STATED TASK.
Please pull out every line that includes the string "with".

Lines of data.
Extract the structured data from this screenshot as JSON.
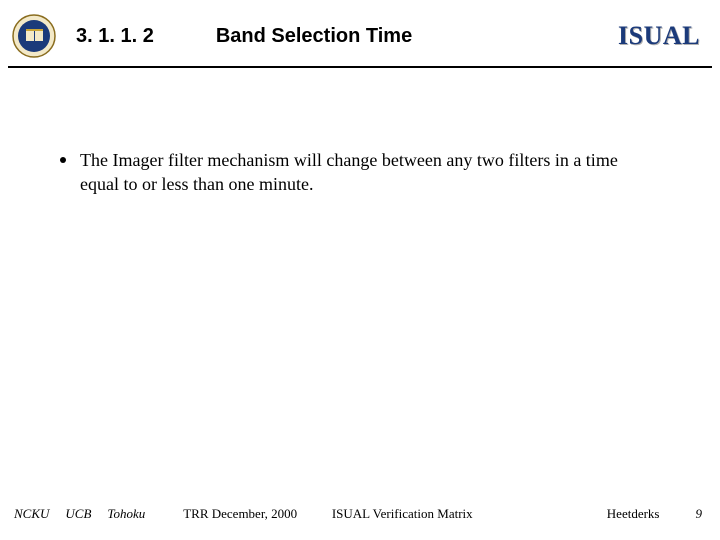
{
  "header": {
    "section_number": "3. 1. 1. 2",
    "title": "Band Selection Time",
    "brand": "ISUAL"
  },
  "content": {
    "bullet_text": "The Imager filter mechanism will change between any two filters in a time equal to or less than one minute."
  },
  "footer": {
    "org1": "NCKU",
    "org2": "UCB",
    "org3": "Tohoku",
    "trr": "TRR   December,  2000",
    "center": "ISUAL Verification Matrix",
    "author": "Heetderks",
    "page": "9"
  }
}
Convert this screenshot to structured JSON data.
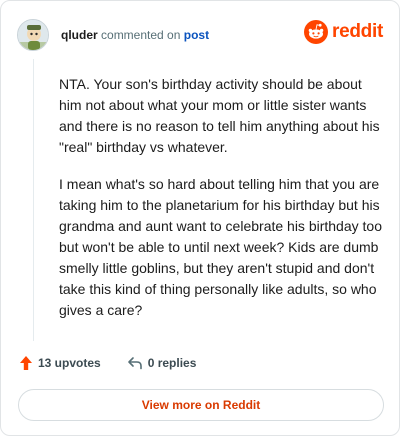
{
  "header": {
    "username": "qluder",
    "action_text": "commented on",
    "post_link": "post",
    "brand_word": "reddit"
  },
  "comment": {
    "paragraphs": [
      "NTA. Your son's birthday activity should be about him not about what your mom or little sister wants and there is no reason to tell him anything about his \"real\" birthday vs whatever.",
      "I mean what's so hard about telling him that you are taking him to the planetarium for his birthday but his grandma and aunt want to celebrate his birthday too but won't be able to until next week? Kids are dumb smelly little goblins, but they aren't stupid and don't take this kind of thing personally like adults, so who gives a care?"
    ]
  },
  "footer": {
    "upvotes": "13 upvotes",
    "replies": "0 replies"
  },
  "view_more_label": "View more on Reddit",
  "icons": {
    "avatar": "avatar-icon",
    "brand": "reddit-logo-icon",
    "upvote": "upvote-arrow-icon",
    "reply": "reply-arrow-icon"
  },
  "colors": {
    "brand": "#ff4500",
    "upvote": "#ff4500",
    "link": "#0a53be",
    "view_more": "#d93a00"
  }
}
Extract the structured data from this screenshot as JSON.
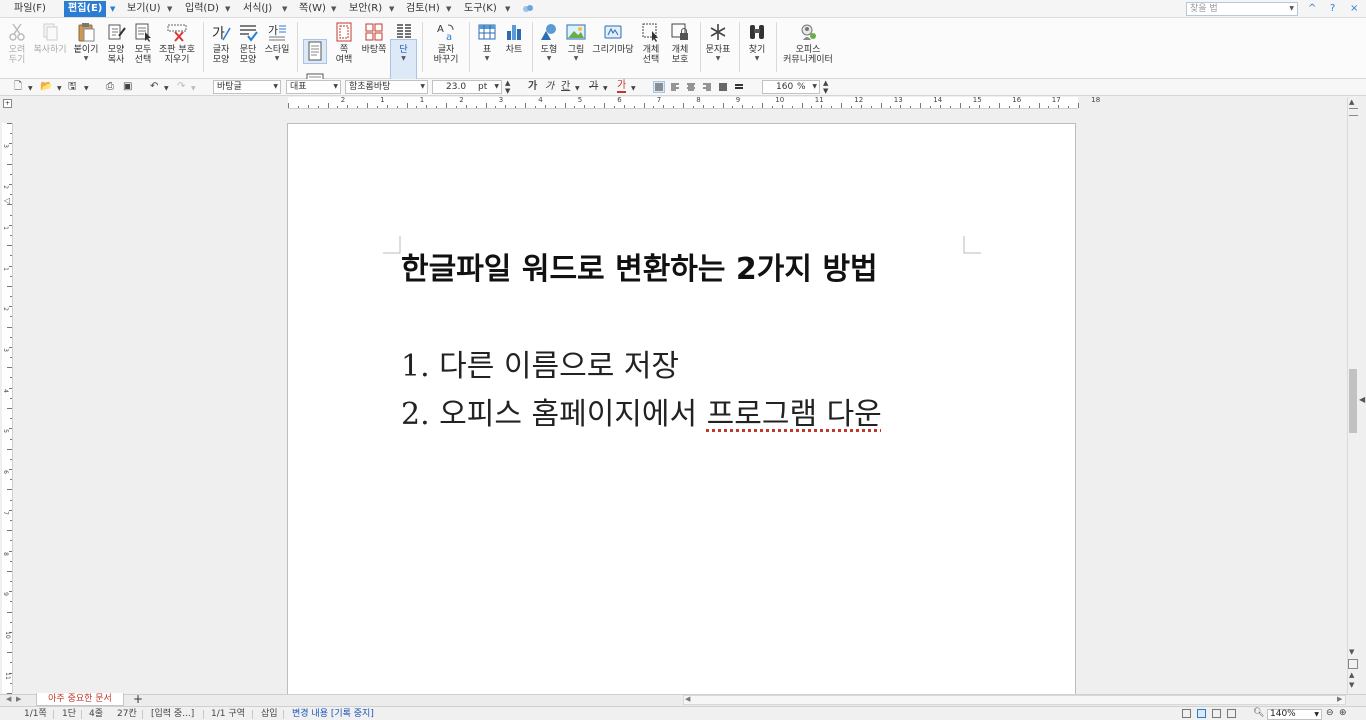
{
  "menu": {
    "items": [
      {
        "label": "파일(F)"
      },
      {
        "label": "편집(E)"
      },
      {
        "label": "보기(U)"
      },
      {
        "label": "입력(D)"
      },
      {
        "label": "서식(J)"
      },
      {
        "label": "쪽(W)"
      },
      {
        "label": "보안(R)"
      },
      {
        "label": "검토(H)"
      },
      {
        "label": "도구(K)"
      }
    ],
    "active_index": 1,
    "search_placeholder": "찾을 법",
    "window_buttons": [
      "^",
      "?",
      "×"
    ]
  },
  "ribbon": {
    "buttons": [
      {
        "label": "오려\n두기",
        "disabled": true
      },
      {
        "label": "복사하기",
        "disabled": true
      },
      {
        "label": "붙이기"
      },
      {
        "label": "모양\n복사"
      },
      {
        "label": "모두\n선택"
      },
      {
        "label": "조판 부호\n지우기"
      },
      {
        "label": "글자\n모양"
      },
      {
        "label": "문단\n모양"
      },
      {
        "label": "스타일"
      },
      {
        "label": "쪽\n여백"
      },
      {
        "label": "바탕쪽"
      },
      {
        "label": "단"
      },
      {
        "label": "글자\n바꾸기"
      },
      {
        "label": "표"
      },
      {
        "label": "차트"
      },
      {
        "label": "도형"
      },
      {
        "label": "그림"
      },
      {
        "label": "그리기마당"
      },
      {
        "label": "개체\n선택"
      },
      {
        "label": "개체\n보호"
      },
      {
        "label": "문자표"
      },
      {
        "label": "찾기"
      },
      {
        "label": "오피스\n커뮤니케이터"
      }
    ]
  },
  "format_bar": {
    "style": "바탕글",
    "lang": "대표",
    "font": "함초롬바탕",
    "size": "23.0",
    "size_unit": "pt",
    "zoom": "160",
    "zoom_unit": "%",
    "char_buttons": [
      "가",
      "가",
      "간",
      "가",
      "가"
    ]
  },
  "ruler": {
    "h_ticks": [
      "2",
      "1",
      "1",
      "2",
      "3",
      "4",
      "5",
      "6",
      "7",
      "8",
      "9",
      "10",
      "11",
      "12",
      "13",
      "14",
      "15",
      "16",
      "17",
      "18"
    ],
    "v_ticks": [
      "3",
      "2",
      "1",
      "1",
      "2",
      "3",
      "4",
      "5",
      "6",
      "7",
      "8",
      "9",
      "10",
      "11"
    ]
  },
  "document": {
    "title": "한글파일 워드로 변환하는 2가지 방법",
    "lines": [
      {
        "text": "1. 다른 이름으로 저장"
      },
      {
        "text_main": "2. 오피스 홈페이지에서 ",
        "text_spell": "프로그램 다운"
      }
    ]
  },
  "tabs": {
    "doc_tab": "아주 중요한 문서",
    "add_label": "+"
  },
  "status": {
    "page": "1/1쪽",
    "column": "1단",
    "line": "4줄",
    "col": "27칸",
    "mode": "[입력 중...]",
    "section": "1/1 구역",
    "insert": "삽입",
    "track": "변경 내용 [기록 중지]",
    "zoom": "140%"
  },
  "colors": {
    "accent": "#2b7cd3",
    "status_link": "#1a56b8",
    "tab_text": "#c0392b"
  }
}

* * *

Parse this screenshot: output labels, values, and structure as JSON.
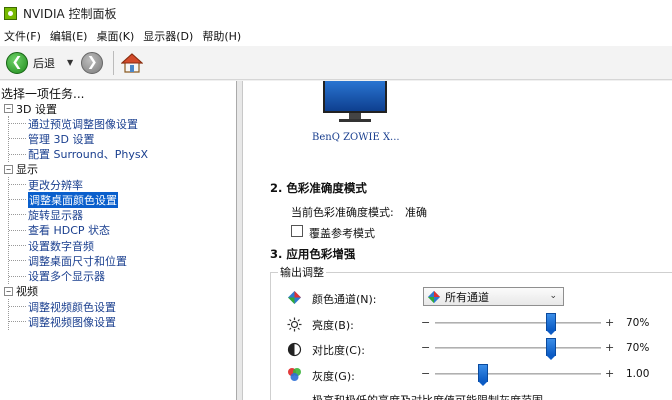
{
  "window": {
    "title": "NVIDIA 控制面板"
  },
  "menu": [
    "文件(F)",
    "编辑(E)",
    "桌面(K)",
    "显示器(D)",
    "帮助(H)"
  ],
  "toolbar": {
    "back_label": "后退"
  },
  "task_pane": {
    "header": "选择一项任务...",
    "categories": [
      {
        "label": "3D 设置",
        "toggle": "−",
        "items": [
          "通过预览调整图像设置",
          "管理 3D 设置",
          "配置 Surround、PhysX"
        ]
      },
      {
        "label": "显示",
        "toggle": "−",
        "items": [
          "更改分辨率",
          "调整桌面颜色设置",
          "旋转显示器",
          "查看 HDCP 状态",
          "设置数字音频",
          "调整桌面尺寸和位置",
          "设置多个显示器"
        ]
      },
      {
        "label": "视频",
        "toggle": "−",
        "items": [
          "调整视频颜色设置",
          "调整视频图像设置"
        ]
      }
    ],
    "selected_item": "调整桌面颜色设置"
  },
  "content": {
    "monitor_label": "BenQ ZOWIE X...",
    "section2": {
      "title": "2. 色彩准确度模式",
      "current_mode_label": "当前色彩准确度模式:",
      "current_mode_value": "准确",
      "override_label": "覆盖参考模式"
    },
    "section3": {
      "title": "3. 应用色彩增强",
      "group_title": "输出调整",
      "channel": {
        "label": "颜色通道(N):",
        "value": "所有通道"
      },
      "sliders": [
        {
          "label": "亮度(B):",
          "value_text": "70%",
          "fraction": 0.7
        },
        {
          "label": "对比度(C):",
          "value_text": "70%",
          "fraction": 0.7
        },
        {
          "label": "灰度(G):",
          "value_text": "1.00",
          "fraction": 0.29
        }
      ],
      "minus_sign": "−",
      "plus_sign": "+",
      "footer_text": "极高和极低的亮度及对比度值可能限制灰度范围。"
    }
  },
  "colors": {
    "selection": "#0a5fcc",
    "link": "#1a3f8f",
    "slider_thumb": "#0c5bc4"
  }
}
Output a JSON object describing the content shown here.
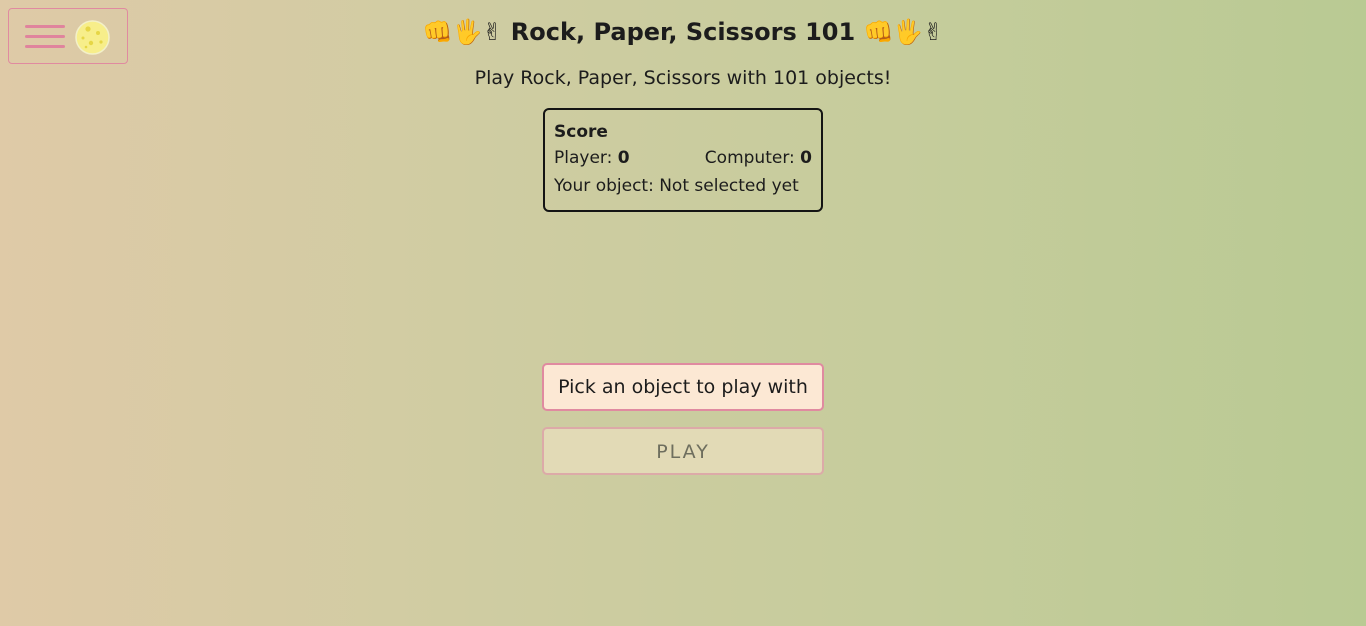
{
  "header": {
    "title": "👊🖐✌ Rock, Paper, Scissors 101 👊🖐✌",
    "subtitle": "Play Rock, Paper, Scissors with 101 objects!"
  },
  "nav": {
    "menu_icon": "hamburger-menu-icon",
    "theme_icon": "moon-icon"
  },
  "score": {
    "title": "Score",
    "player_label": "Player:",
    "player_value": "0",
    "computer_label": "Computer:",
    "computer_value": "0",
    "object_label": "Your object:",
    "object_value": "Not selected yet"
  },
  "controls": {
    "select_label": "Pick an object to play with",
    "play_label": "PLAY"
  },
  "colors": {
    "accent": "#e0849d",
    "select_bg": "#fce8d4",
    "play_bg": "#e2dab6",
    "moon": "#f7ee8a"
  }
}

SOLVED EXERCISE.
    "subtitle": "Play Rock, Paper, Scissors with 101 objects!"
    "select_label": "Pick an object to play with",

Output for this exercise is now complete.